((

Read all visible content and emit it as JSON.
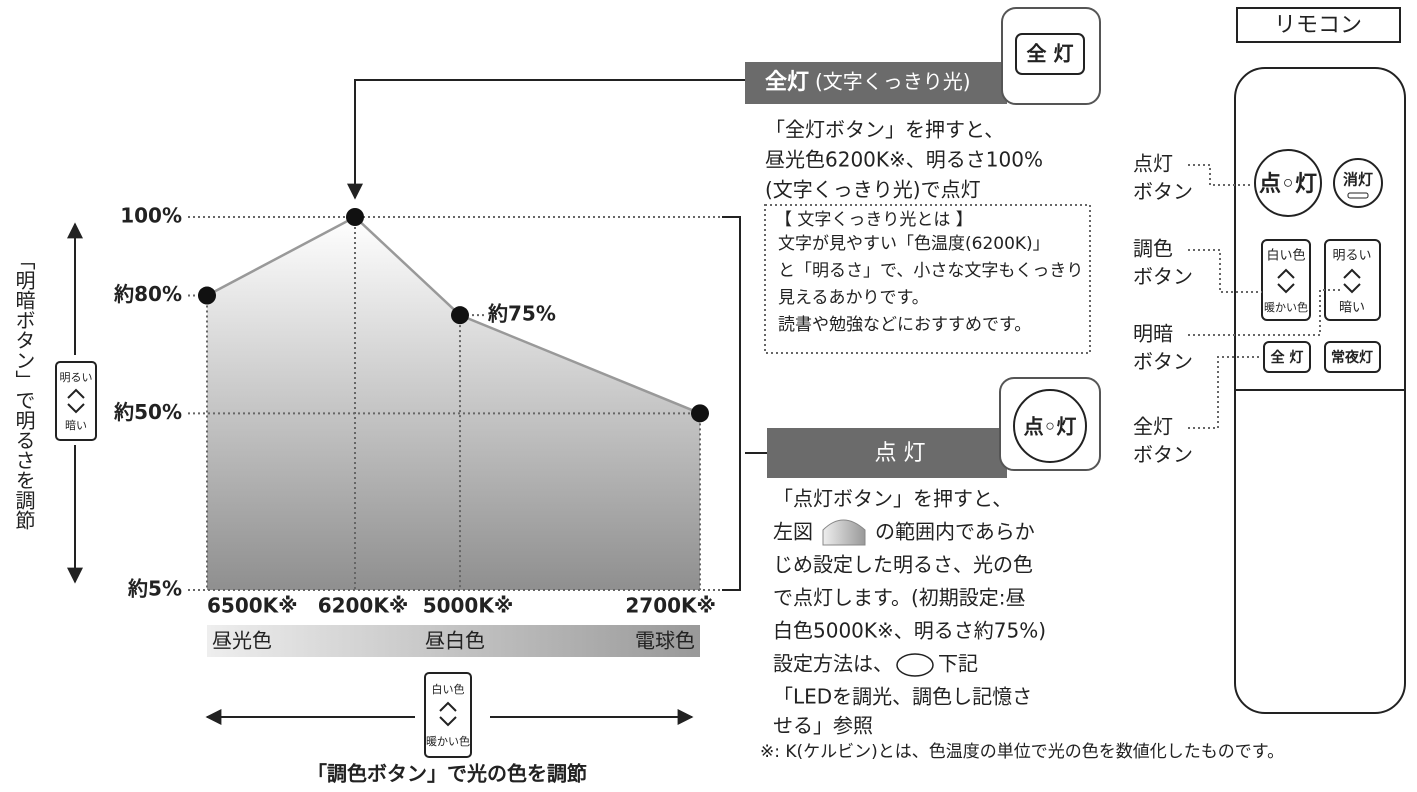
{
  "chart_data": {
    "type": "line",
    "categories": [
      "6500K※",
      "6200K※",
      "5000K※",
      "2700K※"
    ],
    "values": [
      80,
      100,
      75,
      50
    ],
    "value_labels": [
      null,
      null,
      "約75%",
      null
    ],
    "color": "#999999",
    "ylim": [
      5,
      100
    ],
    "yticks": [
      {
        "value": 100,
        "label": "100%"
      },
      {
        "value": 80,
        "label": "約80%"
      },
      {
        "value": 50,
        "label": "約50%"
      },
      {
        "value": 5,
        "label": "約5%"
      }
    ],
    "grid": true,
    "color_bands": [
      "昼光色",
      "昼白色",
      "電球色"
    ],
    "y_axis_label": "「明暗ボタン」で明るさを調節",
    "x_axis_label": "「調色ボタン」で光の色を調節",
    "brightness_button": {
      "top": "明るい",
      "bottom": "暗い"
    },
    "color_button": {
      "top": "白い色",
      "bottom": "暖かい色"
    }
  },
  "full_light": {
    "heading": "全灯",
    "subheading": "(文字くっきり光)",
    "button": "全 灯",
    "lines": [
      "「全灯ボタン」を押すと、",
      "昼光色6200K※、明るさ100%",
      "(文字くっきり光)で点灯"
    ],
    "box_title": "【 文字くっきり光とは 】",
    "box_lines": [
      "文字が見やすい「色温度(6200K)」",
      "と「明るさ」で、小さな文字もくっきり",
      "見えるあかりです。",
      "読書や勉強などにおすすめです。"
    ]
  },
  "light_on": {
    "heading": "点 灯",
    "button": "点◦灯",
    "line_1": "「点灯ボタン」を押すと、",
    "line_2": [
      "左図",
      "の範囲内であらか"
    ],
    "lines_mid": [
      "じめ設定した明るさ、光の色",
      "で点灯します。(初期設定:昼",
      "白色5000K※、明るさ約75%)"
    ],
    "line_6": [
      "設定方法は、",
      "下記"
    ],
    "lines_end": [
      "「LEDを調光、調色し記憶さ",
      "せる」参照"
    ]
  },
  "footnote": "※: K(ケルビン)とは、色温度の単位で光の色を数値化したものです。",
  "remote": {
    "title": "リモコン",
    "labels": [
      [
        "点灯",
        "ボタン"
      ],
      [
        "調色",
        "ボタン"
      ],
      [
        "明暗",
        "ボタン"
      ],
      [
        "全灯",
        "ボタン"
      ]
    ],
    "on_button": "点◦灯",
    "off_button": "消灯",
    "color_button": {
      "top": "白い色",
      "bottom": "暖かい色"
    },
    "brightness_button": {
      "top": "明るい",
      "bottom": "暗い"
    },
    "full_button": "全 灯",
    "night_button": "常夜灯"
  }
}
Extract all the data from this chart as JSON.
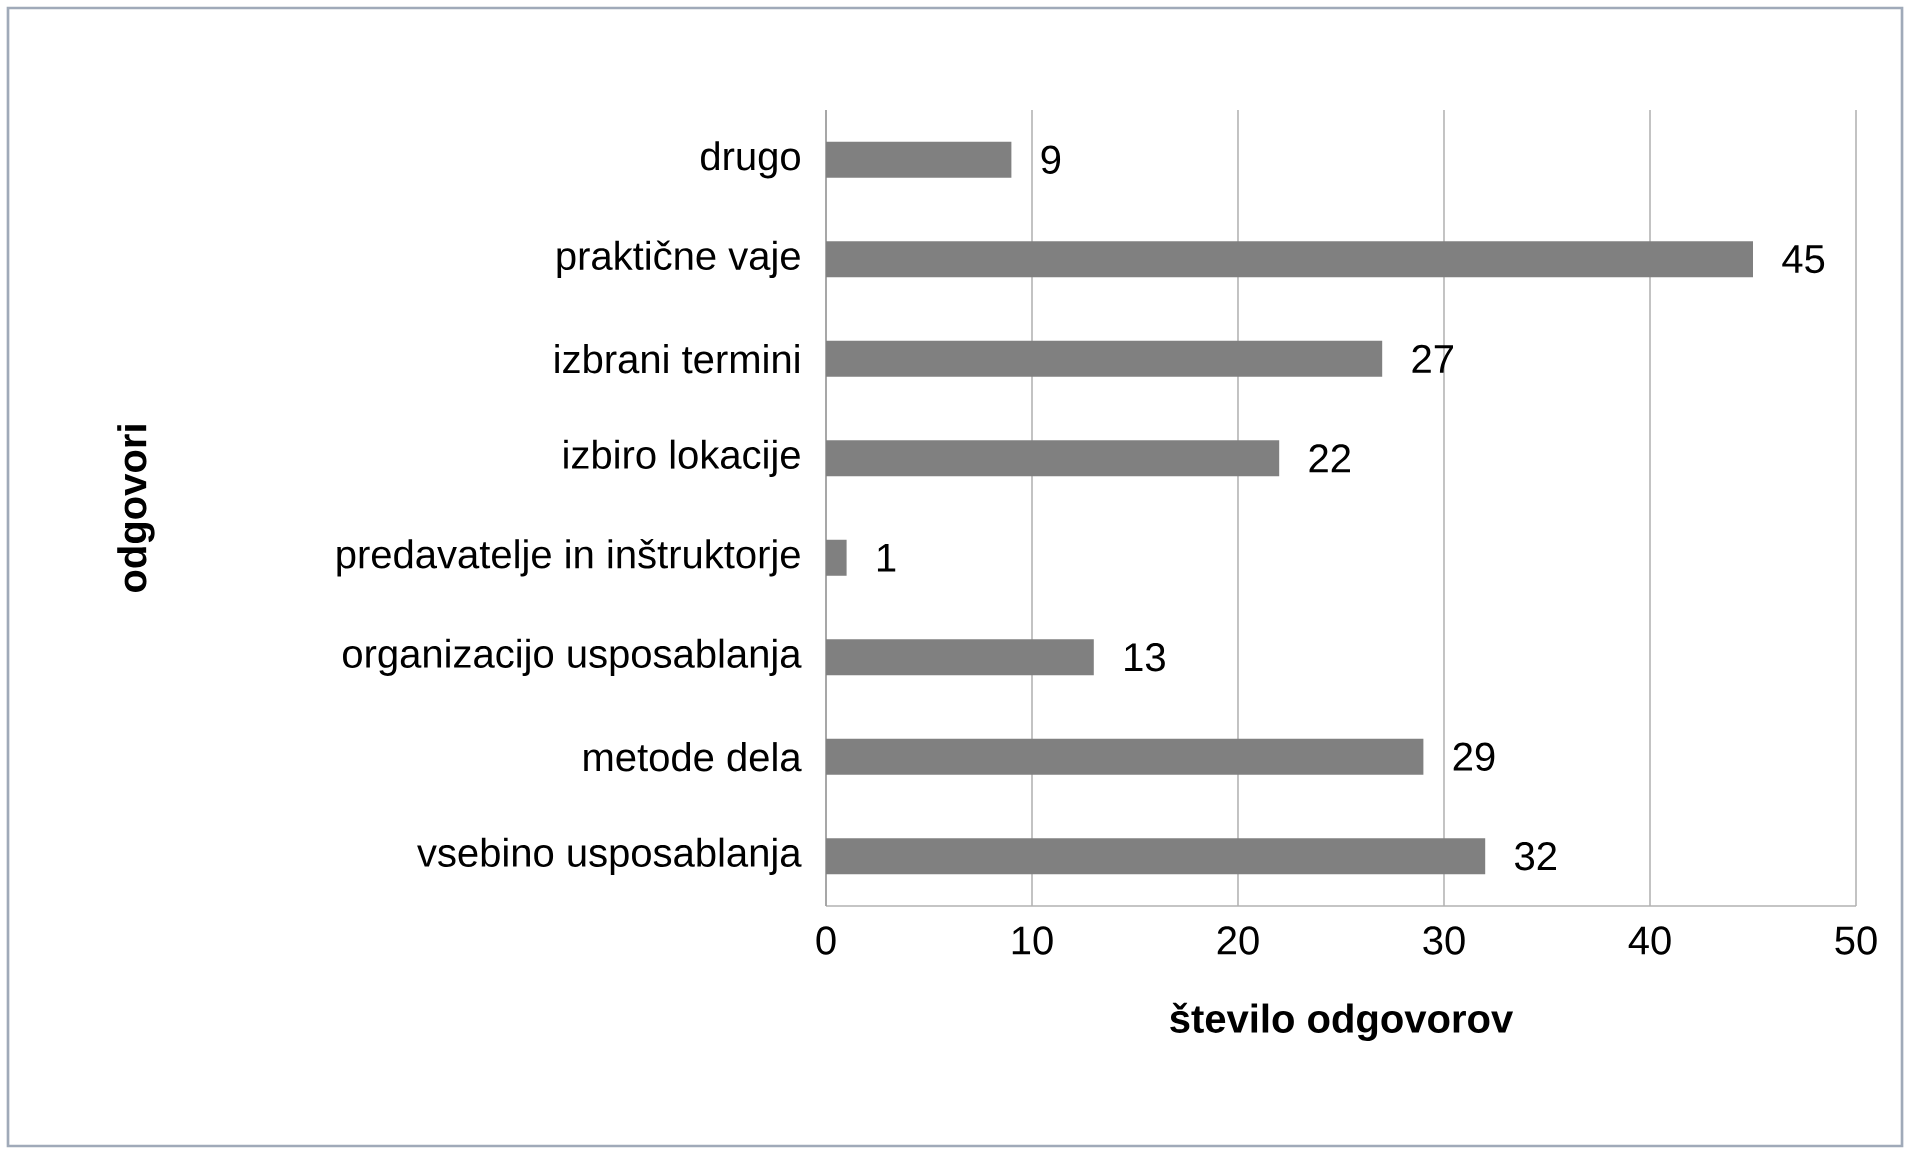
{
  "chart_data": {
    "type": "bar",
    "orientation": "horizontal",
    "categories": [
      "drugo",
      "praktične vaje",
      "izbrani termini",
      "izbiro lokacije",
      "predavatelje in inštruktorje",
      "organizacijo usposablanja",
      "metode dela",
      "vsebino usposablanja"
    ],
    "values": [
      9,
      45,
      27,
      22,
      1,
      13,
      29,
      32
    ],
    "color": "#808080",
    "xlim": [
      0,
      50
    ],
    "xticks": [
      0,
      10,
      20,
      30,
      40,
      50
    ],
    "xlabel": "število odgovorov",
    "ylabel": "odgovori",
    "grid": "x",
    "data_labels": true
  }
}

))

_EXERCISE:_ Transcribe all the data word for word; the images stay out.

_EXERCISE SOLUTION:_
Read all visible content and emit it as JSON.
{
  "chart_data": {
    "type": "line",
    "categories": [
      "6500K※",
      "6200K※",
      "5000K※",
      "2700K※"
    ],
    "values": [
      80,
      100,
      75,
      50
    ],
    "value_labels": [
      null,
      null,
      "約75%",
      null
    ],
    "color": "#999999",
    "ylim": [
      5,
      100
    ],
    "yticks": [
      {
        "value": 100,
        "label": "100%"
      },
      {
        "value": 80,
        "label": "約80%"
      },
      {
        "value": 50,
        "label": "約50%"
      },
      {
        "value": 5,
        "label": "約5%"
      }
    ],
    "grid": true,
    "color_bands": [
      "昼光色",
      "昼白色",
      "電球色"
    ],
    "y_axis_label": "「明暗ボタン」で明るさを調節",
    "x_axis_label": "「調色ボタン」で光の色を調節",
    "brightness_button": {
      "top": "明るい",
      "bottom": "暗い"
    },
    "color_button": {
      "top": "白い色",
      "bottom": "暖かい色"
    }
  },
  "full_light": {
    "heading": "全灯",
    "subheading": "(文字くっきり光)",
    "button": "全 灯",
    "lines": [
      "「全灯ボタン」を押すと、",
      "昼光色6200K※、明るさ100%",
      "(文字くっきり光)で点灯"
    ],
    "box_title": "【 文字くっきり光とは 】",
    "box_lines": [
      "文字が見やすい「色温度(6200K)」",
      "と「明るさ」で、小さな文字もくっきり",
      "見えるあかりです。",
      "読書や勉強などにおすすめです。"
    ]
  },
  "light_on": {
    "heading": "点 灯",
    "button": "点◦灯",
    "line_1": "「点灯ボタン」を押すと、",
    "line_2": [
      "左図",
      "の範囲内であらか"
    ],
    "lines_mid": [
      "じめ設定した明るさ、光の色",
      "で点灯します。(初期設定:昼",
      "白色5000K※、明るさ約75%)"
    ],
    "line_6": [
      "設定方法は、",
      "下記"
    ],
    "lines_end": [
      "「LEDを調光、調色し記憶さ",
      "せる」参照"
    ]
  },
  "footnote": "※: K(ケルビン)とは、色温度の単位で光の色を数値化したものです。",
  "remote": {
    "title": "リモコン",
    "labels": [
      [
        "点灯",
        "ボタン"
      ],
      [
        "調色",
        "ボタン"
      ],
      [
        "明暗",
        "ボタン"
      ],
      [
        "全灯",
        "ボタン"
      ]
    ],
    "on_button": "点◦灯",
    "off_button": "消灯",
    "color_button": {
      "top": "白い色",
      "bottom": "暖かい色"
    },
    "brightness_button": {
      "top": "明るい",
      "bottom": "暗い"
    },
    "full_button": "全 灯",
    "night_button": "常夜灯"
  }
}
Extract all the data from this chart as JSON.
{
  "chart_data": {
    "type": "bar",
    "orientation": "horizontal",
    "categories": [
      "drugo",
      "praktične vaje",
      "izbrani termini",
      "izbiro lokacije",
      "predavatelje in inštruktorje",
      "organizacijo usposablanja",
      "metode dela",
      "vsebino usposablanja"
    ],
    "values": [
      9,
      45,
      27,
      22,
      1,
      13,
      29,
      32
    ],
    "color": "#808080",
    "xlim": [
      0,
      50
    ],
    "xticks": [
      0,
      10,
      20,
      30,
      40,
      50
    ],
    "xlabel": "število odgovorov",
    "ylabel": "odgovori",
    "grid": "x",
    "data_labels": true
  }
}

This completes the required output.